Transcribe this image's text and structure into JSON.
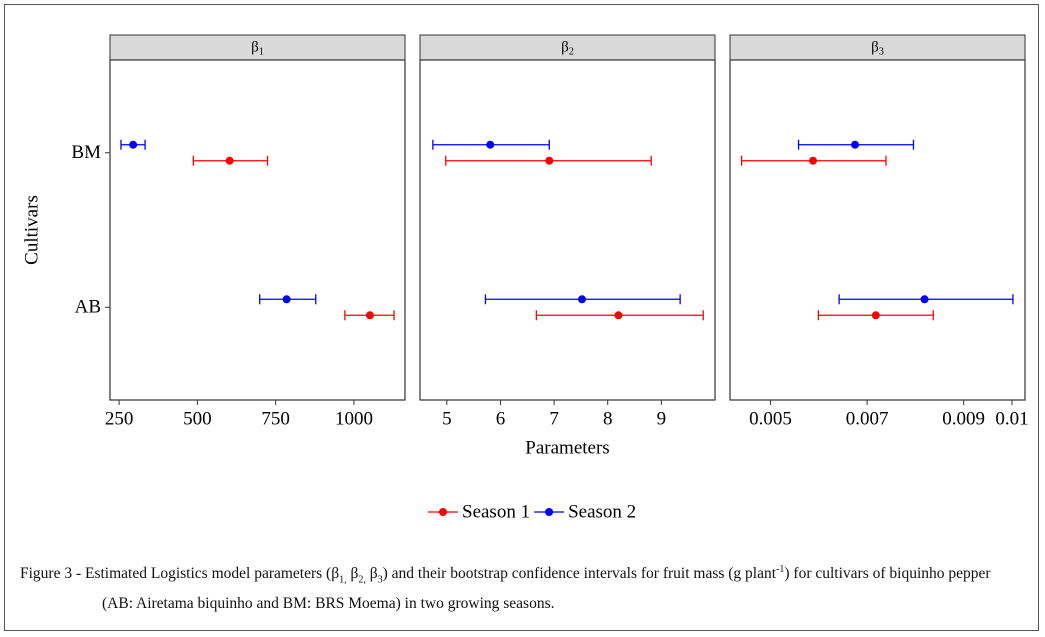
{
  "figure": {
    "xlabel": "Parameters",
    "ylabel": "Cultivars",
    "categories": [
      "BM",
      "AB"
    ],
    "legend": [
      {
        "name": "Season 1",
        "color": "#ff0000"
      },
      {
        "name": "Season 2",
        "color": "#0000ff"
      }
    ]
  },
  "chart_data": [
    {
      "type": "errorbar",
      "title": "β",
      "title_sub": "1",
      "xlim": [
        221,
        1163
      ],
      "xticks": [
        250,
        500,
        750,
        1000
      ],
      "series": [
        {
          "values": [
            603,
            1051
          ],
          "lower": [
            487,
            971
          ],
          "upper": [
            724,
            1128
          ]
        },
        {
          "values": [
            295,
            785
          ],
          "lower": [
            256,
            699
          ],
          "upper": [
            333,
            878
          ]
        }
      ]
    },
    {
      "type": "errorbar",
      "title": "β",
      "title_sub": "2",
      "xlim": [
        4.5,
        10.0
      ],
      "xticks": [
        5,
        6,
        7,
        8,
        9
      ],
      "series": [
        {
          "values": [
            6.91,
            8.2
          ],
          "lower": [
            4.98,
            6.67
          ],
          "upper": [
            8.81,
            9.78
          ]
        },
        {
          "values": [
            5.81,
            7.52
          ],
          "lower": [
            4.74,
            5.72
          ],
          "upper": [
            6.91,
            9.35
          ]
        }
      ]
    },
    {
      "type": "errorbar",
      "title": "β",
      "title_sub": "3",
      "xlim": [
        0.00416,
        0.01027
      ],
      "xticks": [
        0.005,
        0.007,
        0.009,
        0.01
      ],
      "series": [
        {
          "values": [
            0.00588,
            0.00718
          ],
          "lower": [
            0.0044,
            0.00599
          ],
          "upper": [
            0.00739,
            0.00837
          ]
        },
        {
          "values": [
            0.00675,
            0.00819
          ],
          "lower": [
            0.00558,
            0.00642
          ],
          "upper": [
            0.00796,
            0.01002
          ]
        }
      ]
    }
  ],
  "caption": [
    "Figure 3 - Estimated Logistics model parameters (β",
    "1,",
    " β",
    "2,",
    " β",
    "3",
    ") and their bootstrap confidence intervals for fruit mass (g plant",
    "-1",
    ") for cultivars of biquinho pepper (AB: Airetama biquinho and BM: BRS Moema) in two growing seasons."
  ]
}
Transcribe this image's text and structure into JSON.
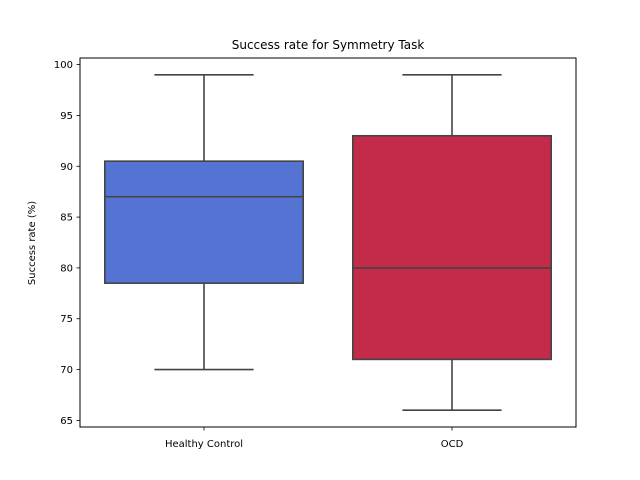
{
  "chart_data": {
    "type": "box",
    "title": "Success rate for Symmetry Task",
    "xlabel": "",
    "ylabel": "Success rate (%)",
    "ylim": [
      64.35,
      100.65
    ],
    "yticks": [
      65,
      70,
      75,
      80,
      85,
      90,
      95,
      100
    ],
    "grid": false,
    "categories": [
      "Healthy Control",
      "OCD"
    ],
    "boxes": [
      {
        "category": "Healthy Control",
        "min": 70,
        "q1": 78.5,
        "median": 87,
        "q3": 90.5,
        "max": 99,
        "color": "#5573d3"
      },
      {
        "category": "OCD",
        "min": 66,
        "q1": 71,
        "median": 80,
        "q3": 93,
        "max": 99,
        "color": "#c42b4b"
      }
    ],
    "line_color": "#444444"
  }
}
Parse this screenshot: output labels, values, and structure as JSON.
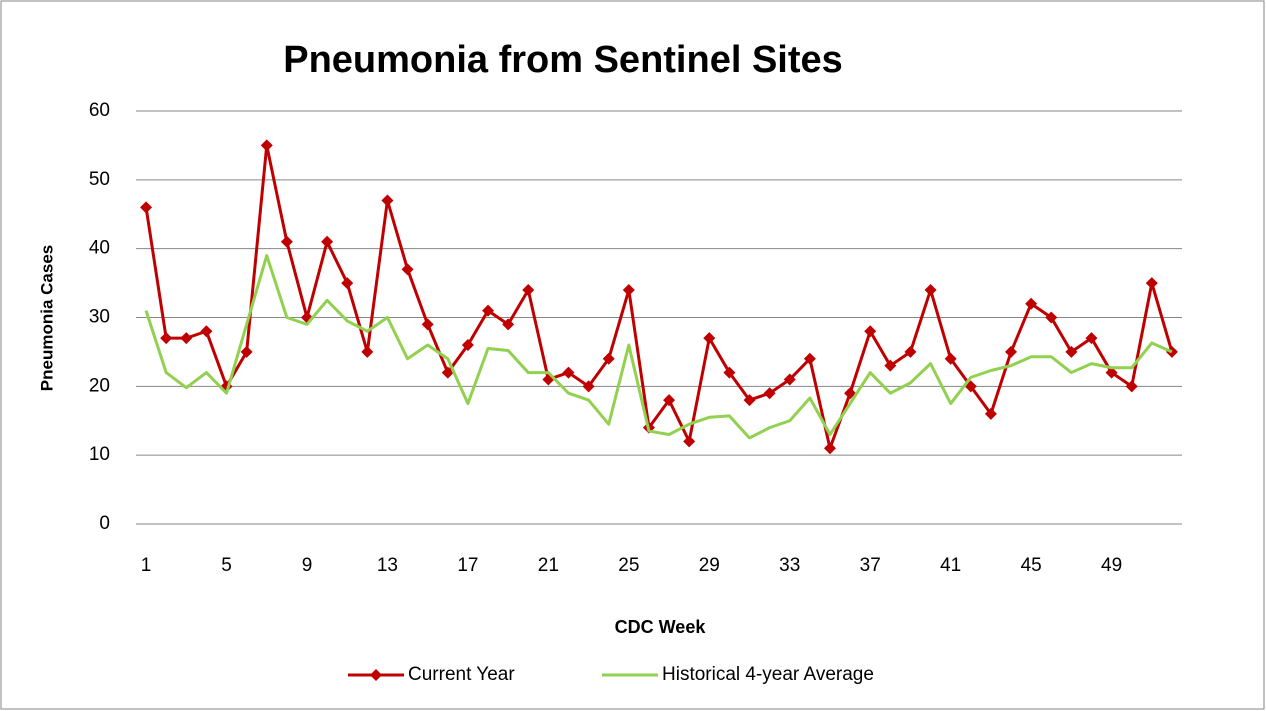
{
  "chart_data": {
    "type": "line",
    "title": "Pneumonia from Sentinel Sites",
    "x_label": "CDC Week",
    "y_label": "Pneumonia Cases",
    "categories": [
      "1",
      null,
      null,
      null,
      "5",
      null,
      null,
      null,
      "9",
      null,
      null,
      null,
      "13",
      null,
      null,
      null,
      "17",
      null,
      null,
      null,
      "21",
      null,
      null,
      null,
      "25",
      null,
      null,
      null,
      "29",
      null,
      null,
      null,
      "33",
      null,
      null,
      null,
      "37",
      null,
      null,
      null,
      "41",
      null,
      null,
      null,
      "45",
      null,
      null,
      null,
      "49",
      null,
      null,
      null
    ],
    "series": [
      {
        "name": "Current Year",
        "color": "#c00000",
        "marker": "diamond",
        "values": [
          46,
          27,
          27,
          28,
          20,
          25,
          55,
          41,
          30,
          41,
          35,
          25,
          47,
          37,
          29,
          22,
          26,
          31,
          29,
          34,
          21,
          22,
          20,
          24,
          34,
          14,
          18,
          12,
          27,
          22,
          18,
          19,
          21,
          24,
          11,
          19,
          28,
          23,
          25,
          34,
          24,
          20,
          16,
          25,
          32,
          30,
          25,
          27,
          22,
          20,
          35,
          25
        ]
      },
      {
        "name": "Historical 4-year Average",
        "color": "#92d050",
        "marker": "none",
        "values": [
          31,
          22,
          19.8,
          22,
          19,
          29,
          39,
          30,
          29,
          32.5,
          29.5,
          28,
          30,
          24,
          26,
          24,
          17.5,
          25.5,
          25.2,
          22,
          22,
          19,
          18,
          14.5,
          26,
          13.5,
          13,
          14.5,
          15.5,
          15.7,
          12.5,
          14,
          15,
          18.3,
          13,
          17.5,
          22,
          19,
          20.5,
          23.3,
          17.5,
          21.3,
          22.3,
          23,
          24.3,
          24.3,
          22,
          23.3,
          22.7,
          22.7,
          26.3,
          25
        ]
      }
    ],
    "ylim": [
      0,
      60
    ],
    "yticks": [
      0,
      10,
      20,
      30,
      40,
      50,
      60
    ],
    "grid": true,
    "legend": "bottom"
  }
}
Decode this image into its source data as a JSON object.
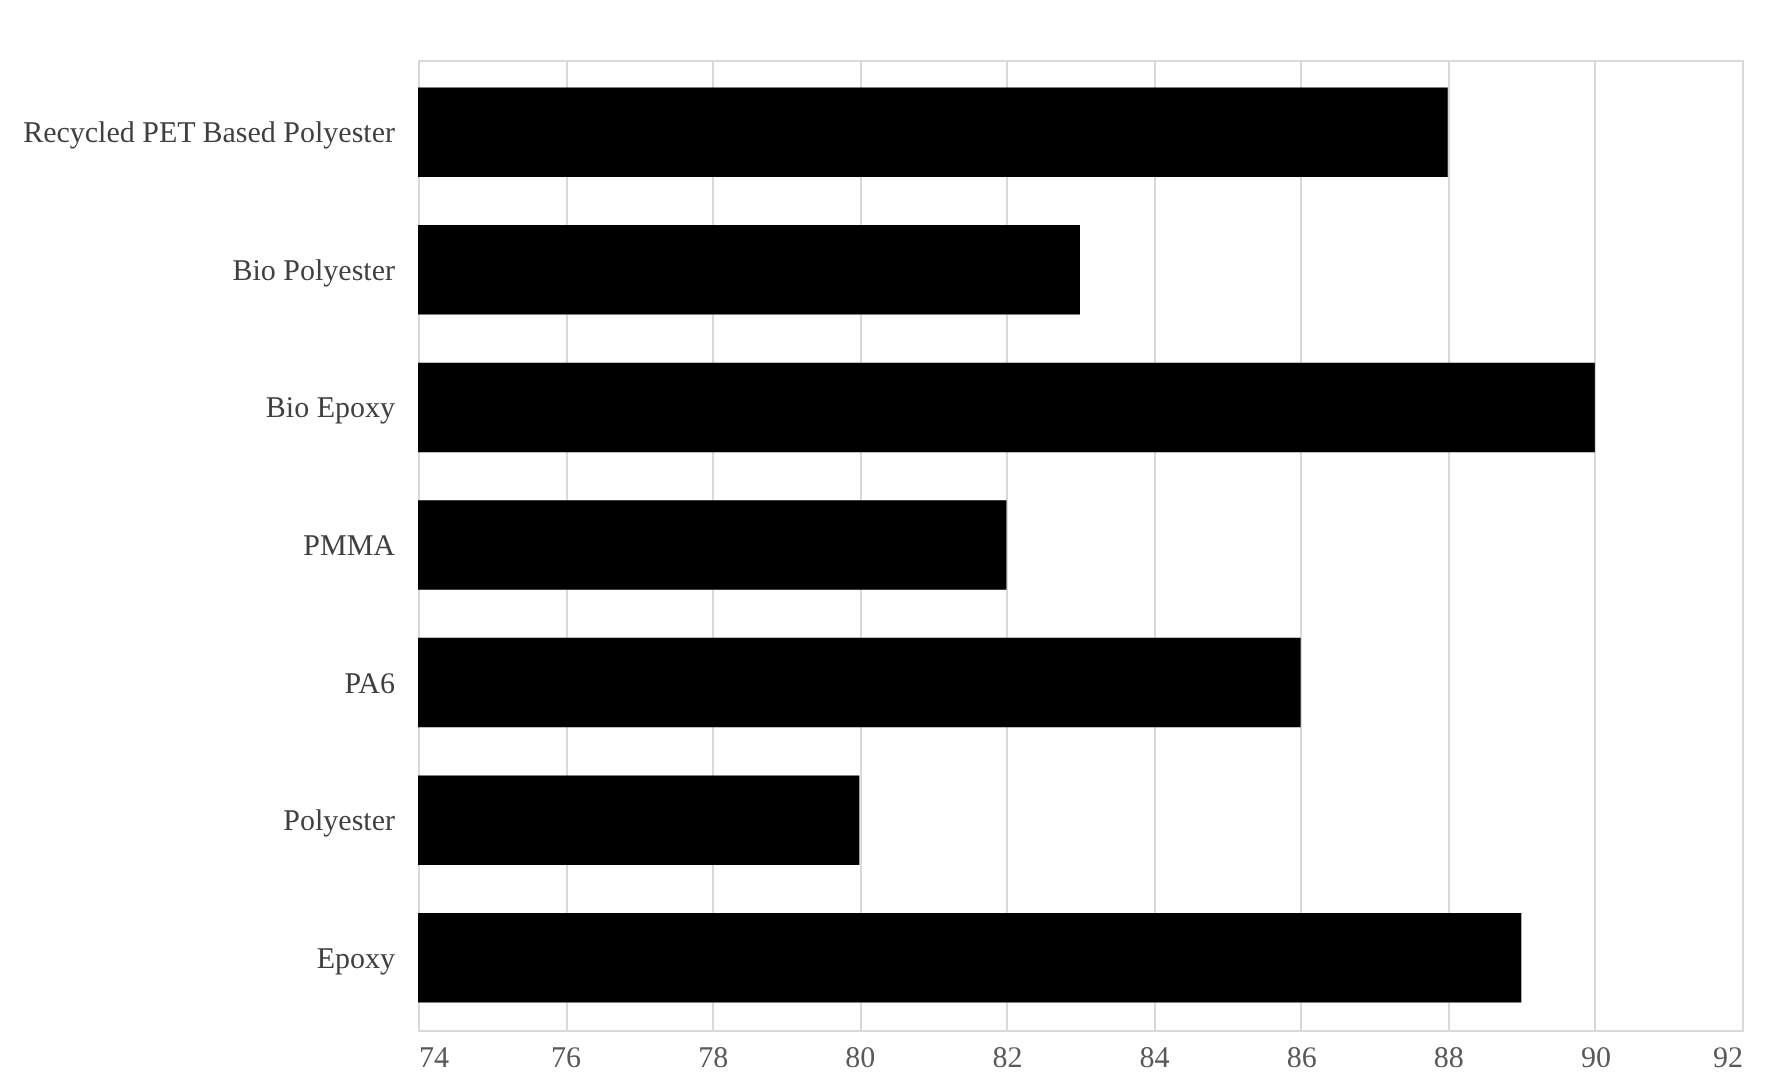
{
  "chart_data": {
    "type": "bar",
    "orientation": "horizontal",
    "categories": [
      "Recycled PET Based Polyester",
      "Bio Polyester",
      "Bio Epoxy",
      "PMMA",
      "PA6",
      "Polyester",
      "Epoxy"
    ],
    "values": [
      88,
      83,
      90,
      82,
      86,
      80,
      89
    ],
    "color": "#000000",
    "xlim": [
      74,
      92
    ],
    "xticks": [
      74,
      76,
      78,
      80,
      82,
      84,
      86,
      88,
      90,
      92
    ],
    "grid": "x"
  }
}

▶ DIRECTIONS: Gather every line containing the word "Control" and copy it.

▶ SOLUTION TO THIS TASK:
      "Healthy Control",
        "category": "Healthy Control",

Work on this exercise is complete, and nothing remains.